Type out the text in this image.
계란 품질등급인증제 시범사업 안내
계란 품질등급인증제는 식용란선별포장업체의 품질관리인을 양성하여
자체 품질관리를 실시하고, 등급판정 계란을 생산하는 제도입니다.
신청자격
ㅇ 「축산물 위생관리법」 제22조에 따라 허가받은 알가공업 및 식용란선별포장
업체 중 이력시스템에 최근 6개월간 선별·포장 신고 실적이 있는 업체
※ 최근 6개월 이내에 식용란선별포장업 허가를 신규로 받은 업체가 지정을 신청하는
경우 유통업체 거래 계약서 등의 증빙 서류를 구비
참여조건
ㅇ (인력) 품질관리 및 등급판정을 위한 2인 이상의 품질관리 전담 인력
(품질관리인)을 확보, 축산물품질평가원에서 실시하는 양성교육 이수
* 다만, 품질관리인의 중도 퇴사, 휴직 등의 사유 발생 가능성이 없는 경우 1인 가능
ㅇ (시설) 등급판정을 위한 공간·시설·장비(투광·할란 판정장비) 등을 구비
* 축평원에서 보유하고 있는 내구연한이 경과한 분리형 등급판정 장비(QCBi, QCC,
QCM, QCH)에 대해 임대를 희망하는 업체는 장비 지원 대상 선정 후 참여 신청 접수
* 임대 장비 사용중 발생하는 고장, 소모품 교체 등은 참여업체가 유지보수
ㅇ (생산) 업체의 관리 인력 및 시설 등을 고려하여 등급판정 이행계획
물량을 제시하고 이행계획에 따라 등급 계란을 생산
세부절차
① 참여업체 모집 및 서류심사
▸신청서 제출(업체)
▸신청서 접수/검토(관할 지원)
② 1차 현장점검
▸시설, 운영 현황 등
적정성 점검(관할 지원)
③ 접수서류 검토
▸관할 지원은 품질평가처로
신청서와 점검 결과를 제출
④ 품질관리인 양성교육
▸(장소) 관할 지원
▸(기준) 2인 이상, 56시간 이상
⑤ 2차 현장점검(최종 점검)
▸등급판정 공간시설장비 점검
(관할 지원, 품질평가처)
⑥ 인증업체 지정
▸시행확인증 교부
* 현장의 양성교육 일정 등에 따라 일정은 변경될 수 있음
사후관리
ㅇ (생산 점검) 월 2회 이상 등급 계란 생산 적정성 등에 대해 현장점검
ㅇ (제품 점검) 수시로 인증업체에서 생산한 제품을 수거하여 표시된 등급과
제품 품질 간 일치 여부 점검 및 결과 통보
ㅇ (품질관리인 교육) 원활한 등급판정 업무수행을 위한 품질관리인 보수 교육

**EXERCISE TASK**
Type out the material again exactly as presented.

**ANSWER TO THIS EXERCISE**
Type out the text in this image.
계란 품질등급인증제 시범사업 안내
계란 품질등급인증제는 식용란선별포장업체의 품질관리인을 양성하여
자체 품질관리를 실시하고, 등급판정 계란을 생산하는 제도입니다.
신청자격
ㅇ 「축산물 위생관리법」 제22조에 따라 허가받은 알가공업 및 식용란선별포장
업체 중 이력시스템에 최근 6개월간 선별·포장 신고 실적이 있는 업체
※ 최근 6개월 이내에 식용란선별포장업 허가를 신규로 받은 업체가 지정을 신청하는
경우 유통업체 거래 계약서 등의 증빙 서류를 구비
참여조건
ㅇ (인력) 품질관리 및 등급판정을 위한 2인 이상의 품질관리 전담 인력
(품질관리인)을 확보, 축산물품질평가원에서 실시하는 양성교육 이수
* 다만, 품질관리인의 중도 퇴사, 휴직 등의 사유 발생 가능성이 없는 경우 1인 가능
ㅇ (시설) 등급판정을 위한 공간·시설·장비(투광·할란 판정장비) 등을 구비
* 축평원에서 보유하고 있는 내구연한이 경과한 분리형 등급판정 장비(QCBi, QCC,
QCM, QCH)에 대해 임대를 희망하는 업체는 장비 지원 대상 선정 후 참여 신청 접수
* 임대 장비 사용중 발생하는 고장, 소모품 교체 등은 참여업체가 유지보수
ㅇ (생산) 업체의 관리 인력 및 시설 등을 고려하여 등급판정 이행계획
물량을 제시하고 이행계획에 따라 등급 계란을 생산
세부절차
① 참여업체 모집 및 서류심사
▸신청서 제출(업체)
▸신청서 접수/검토(관할 지원)
② 1차 현장점검
▸시설, 운영 현황 등
적정성 점검(관할 지원)
③ 접수서류 검토
▸관할 지원은 품질평가처로
신청서와 점검 결과를 제출
④ 품질관리인 양성교육
▸(장소) 관할 지원
▸(기준) 2인 이상, 56시간 이상
⑤ 2차 현장점검(최종 점검)
▸등급판정 공간시설장비 점검
(관할 지원, 품질평가처)
⑥ 인증업체 지정
▸시행확인증 교부
* 현장의 양성교육 일정 등에 따라 일정은 변경될 수 있음
사후관리
ㅇ (생산 점검) 월 2회 이상 등급 계란 생산 적정성 등에 대해 현장점검
ㅇ (제품 점검) 수시로 인증업체에서 생산한 제품을 수거하여 표시된 등급과
제품 품질 간 일치 여부 점검 및 결과 통보
ㅇ (품질관리인 교육) 원활한 등급판정 업무수행을 위한 품질관리인 보수 교육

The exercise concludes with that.